====== Information provided ======

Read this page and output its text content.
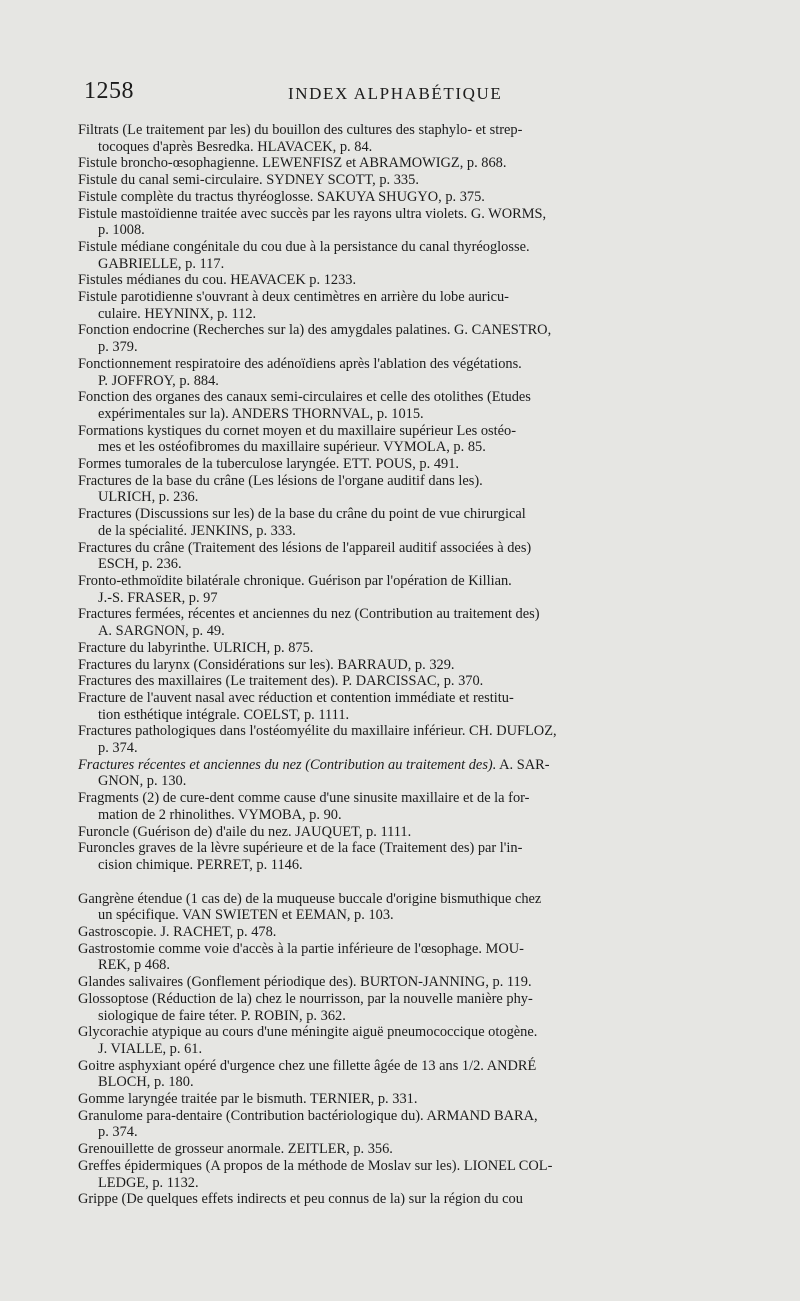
1258	INDEX ALPHABÉTIQUE

Filtrats (Le traitement par les) du bouillon des cultures des staphylo- et strep-
tocoques d'après Besredka. HLAVACEK, p. 84.

Fistule broncho-œsophagienne. LEWENFISZ et ABRAMOWIGZ, p. 868.

Fistule du canal semi-circulaire. SYDNEY SCOTT, p. 335.

Fistule complète du tractus thyréoglosse. SAKUYA SHUGYO, p. 375.

Fistule mastoïdienne traitée avec succès par les rayons ultra violets. G. WORMS,
p. 1008.

Fistule médiane congénitale du cou due à la persistance du canal thyréoglosse.
GABRIELLE, p. 117.

Fistules médianes du cou. HEAVACEK p. 1233.

Fistule parotidienne s'ouvrant à deux centimètres en arrière du lobe auricu-
culaire. HEYNINX, p. 112.

Fonction endocrine (Recherches sur la) des amygdales palatines. G. CANESTRO,
p. 379.

Fonctionnement respiratoire des adénoïdiens après l'ablation des végétations.
P. JOFFROY, p. 884.

Fonction des organes des canaux semi-circulaires et celle des otolithes (Etudes
expérimentales sur la). ANDERS THORNVAL, p. 1015.

Formations kystiques du cornet moyen et du maxillaire supérieur Les ostéo-
mes et les ostéofibromes du maxillaire supérieur. VYMOLA, p. 85.

Formes tumorales de la tuberculose laryngée. ETT. POUS, p. 491.

Fractures de la base du crâne (Les lésions de l'organe auditif dans les).
ULRICH, p. 236.

Fractures (Discussions sur les) de la base du crâne du point de vue chirurgical
de la spécialité. JENKINS, p. 333.

Fractures du crâne (Traitement des lésions de l'appareil auditif associées à des)
ESCH, p. 236.

Fronto-ethmoïdite bilatérale chronique. Guérison par l'opération de Killian.
J.-S. FRASER, p. 97

Fractures fermées, récentes et anciennes du nez (Contribution au traitement des)
A. SARGNON, p. 49.

Fracture du labyrinthe. ULRICH, p. 875.

Fractures du larynx (Considérations sur les). BARRAUD, p. 329.

Fractures des maxillaires (Le traitement des). P. DARCISSAC, p. 370.

Fracture de l'auvent nasal avec réduction et contention immédiate et restitu-
tion esthétique intégrale. COELST, p. 1111.

Fractures pathologiques dans l'ostéomyélite du maxillaire inférieur. CH. DUFLOZ,
p. 374.

Fractures récentes et anciennes du nez (Contribution au traitement des). A. SAR-
GNON, p. 130.

Fragments (2) de cure-dent comme cause d'une sinusite maxillaire et de la for-
mation de 2 rhinolithes. VYMOBA, p. 90.

Furoncle (Guérison de) d'aile du nez. JAUQUET, p. 1111.

Furoncles graves de la lèvre supérieure et de la face (Traitement des) par l'in-
cision chimique. PERRET, p. 1146.

Gangrène étendue (1 cas de) de la muqueuse buccale d'origine bismuthique chez
un spécifique. VAN SWIETEN et EEMAN, p. 103.

Gastroscopie. J. RACHET, p. 478.

Gastrostomie comme voie d'accès à la partie inférieure de l'œsophage. MOU-
REK, p 468.

Glandes salivaires (Gonflement périodique des). BURTON-JANNING, p. 119.

Glossoptose (Réduction de la) chez le nourrisson, par la nouvelle manière phy-
siologique de faire téter. P. ROBIN, p. 362.

Glycorachie atypique au cours d'une méningite aiguë pneumococcique otogène.
J. VIALLE, p. 61.

Goitre asphyxiant opéré d'urgence chez une fillette âgée de 13 ans 1/2. ANDRÉ
BLOCH, p. 180.

Gomme laryngée traitée par le bismuth. TERNIER, p. 331.

Granulome para-dentaire (Contribution bactériologique du). ARMAND BARA,
p. 374.

Grenouillette de grosseur anormale. ZEITLER, p. 356.

Greffes épidermiques (A propos de la méthode de Moslav sur les). LIONEL COL-
LEDGE, p. 1132.

Grippe (De quelques effets indirects et peu connus de la) sur la région du cou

======

Your assignment: Collect every line above that contains the word "Contribution".

Solution for this task:
Fractures fermées, récentes et anciennes du nez (Contribution au traitement des)
Fractures récentes et anciennes du nez (Contribution au traitement des). A. SAR-
Granulome para-dentaire (Contribution bactériologique du). ARMAND BARA,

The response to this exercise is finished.